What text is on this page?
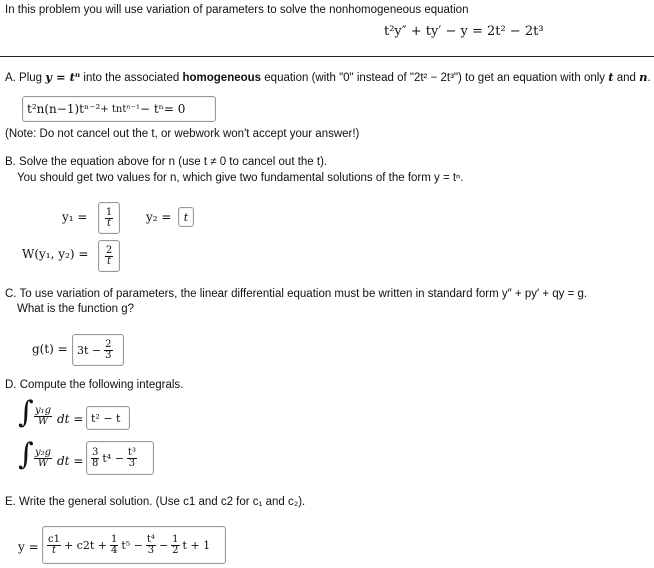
In this problem you will use variation of parameters to solve the nonhomogeneous equation
t²y″ + ty′ − y = 2t² − 2t³
A. Plug y = tⁿ into the associated homogeneous equation (with "0" instead of "2t² − 2t³") to get an equation with only t and n.
t²n(n−1)tⁿ⁻² + tntⁿ⁻¹ − tⁿ = 0
(Note: Do not cancel out the t, or webwork won't accept your answer!)
B. Solve the equation above for n (use t ≠ 0 to cancel out the t).
You should get two values for n, which give two fundamental solutions of the form y = tⁿ.
$y_1 = \frac{1}{t}$	y₂ = t
W(y₁, $y_2) = \frac{2}{t}$
C. To use variation of parameters, the linear differential equation must be written in standard form y″ + py′ + qy = g.
What is the function g?
$g(t) = 3t - \frac{2}{3}$
D. Compute the following integrals.
∫ $\frac{\text{y₁g}}{W}$ dt = t² − t
∫ $\frac{\text{y₂g}}{W}$ dt = $\frac{3}{8} t^4 - \frac{\text{t³}}{3}$
E. Write the general solution. (Use c1 and c2 for c₁ and c₂).
$y = \frac{c1}{t} + c2t + \frac{1}{4} t^5 - \frac{\text{t⁴}}{3} - \frac{1}{2}$ t + 1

= = = = = = =

Set problem: For the string "equation", count the lines of the entries above that include it; answer with the number only.

Written reply: 4